-------- Data

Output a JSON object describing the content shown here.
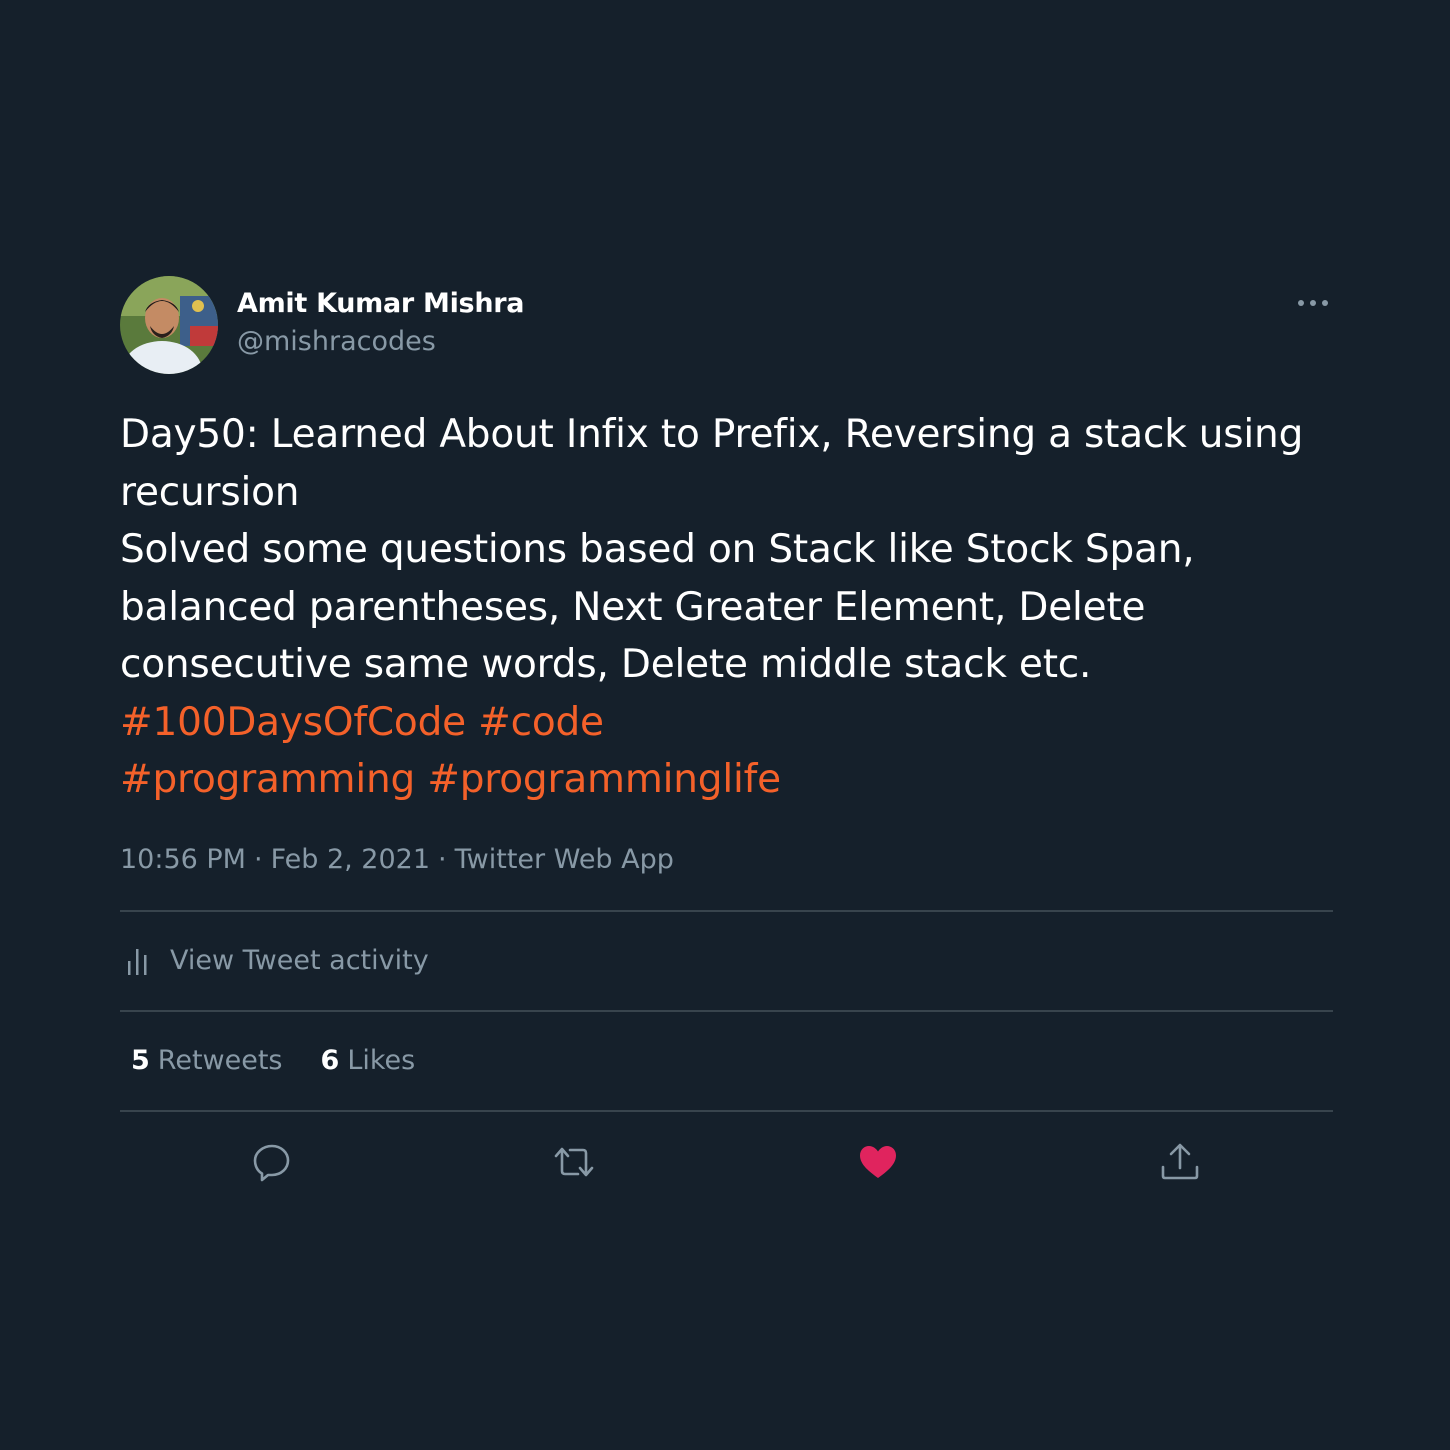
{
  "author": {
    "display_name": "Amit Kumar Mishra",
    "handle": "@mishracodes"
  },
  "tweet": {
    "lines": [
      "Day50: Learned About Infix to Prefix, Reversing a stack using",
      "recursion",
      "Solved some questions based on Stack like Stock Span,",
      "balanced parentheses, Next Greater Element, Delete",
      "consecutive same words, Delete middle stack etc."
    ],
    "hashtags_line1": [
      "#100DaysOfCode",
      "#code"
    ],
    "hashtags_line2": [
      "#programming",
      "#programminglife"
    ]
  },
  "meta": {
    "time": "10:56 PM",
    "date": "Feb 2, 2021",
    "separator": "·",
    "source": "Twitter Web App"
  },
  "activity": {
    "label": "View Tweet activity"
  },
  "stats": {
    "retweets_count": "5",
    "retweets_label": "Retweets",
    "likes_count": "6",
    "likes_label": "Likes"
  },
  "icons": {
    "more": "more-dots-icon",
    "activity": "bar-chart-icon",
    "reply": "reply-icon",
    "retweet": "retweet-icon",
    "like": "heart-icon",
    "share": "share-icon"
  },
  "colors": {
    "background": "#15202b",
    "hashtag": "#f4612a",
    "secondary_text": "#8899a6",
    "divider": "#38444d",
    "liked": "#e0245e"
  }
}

----------------
-------- Data

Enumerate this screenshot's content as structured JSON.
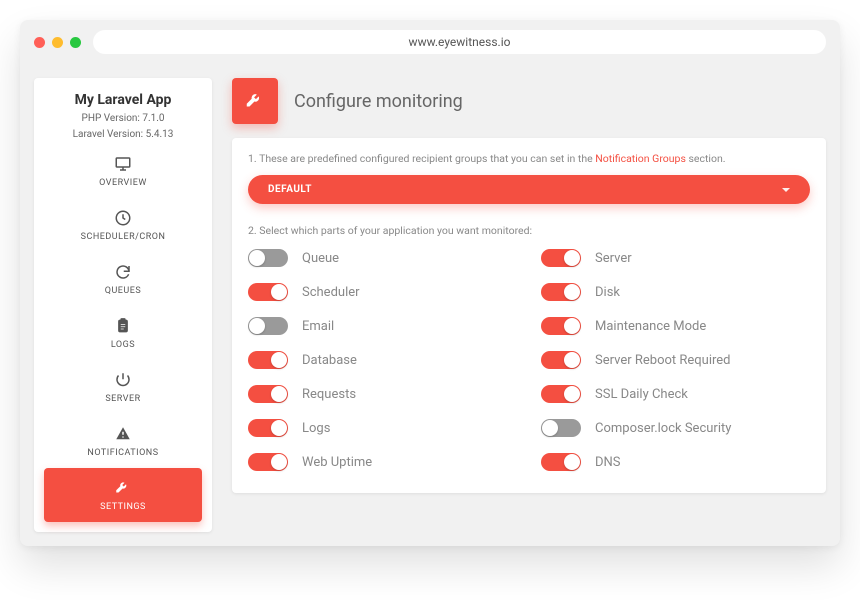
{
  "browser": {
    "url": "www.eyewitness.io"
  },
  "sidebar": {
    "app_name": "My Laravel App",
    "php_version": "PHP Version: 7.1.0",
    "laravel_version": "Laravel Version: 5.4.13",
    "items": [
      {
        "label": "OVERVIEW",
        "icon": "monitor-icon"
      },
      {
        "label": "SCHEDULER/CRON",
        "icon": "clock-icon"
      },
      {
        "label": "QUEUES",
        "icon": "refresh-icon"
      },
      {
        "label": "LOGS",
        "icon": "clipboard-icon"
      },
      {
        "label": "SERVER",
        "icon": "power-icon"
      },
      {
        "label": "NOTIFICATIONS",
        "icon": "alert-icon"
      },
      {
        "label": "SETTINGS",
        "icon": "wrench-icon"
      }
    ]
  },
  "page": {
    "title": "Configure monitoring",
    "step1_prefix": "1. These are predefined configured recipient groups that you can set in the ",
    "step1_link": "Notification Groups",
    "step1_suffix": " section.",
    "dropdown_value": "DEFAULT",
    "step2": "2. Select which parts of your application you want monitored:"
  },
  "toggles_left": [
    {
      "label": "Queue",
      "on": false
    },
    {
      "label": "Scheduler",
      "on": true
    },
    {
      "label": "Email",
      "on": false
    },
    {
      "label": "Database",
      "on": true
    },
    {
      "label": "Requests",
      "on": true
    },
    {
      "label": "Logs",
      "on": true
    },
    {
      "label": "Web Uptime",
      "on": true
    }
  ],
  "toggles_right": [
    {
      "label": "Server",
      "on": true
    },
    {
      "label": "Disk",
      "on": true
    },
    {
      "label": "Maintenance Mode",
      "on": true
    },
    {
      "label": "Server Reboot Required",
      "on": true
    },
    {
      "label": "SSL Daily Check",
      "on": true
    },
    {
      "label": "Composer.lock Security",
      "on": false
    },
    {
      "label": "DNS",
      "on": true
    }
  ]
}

----------------

- _Exercise_
Make a copy of each line that contains the string "content".

- _Solved problem_
Output a JSON object describing the content shown here.
Enumerate this screenshot's content as structured JSON.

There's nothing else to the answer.